Short exercise >> Search the listing for the string "text" and copy every line that contains it.

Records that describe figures

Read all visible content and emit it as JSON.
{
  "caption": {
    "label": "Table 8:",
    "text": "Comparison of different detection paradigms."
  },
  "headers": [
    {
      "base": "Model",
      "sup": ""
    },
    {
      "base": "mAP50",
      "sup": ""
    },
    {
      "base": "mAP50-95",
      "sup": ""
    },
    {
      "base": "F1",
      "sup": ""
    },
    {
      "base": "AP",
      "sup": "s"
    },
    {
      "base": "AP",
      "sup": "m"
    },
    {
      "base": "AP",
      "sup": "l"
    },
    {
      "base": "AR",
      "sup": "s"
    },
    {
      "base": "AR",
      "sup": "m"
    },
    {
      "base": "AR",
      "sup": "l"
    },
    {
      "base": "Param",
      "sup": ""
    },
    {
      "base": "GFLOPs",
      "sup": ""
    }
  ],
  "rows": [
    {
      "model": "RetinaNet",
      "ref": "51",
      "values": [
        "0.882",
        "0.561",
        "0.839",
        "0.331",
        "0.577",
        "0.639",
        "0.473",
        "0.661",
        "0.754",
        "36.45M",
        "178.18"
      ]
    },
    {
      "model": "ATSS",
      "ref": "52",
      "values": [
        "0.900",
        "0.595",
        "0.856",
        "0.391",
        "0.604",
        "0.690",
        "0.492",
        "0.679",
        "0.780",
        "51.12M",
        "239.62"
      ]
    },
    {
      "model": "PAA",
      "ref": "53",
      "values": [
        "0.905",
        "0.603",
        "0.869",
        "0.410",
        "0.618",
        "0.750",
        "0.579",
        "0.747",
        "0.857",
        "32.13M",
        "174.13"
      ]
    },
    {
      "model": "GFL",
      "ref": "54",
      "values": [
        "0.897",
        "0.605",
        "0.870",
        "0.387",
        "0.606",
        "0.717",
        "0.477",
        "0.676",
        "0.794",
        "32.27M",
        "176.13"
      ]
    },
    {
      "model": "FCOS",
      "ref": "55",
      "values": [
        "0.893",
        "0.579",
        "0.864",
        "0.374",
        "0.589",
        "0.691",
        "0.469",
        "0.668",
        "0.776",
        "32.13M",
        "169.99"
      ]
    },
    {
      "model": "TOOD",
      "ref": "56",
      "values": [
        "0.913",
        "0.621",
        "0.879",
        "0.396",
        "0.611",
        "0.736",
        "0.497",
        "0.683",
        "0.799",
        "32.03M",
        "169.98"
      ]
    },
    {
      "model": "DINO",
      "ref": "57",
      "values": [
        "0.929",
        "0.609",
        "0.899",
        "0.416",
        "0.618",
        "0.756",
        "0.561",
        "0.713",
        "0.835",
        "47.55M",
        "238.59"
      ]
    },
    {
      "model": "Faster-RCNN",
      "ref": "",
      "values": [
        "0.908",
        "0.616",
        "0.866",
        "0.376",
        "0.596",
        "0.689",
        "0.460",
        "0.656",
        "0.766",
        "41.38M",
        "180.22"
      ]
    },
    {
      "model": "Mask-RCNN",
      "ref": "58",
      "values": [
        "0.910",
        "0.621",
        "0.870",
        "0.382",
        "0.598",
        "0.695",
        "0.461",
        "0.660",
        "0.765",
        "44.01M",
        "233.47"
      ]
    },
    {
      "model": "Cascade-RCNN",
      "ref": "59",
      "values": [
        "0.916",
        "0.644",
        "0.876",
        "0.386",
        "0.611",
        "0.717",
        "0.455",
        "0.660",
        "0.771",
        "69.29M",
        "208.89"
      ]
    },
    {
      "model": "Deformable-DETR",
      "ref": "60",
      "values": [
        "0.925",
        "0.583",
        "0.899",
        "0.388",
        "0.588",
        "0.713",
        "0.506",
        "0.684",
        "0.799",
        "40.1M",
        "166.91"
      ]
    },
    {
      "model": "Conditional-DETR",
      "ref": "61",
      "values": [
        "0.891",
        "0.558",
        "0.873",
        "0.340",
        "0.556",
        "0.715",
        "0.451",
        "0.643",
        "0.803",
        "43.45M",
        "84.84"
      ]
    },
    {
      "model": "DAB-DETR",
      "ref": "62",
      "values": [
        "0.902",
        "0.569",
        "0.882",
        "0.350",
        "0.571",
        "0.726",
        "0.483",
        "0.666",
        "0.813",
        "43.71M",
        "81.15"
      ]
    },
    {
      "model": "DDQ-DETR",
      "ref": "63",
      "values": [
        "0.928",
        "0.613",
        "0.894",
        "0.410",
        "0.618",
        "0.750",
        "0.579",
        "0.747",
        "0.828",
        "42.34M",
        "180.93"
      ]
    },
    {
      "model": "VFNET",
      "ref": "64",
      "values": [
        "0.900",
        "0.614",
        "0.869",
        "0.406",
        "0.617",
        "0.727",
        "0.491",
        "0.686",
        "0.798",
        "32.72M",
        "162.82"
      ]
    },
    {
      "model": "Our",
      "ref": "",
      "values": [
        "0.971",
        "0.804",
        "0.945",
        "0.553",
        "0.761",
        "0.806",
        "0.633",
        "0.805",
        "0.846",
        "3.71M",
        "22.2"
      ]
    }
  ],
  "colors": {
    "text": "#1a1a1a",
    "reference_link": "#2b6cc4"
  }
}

The solution >>
    "text": "Comparison of different detection paradigms."
    "text": "#1a1a1a",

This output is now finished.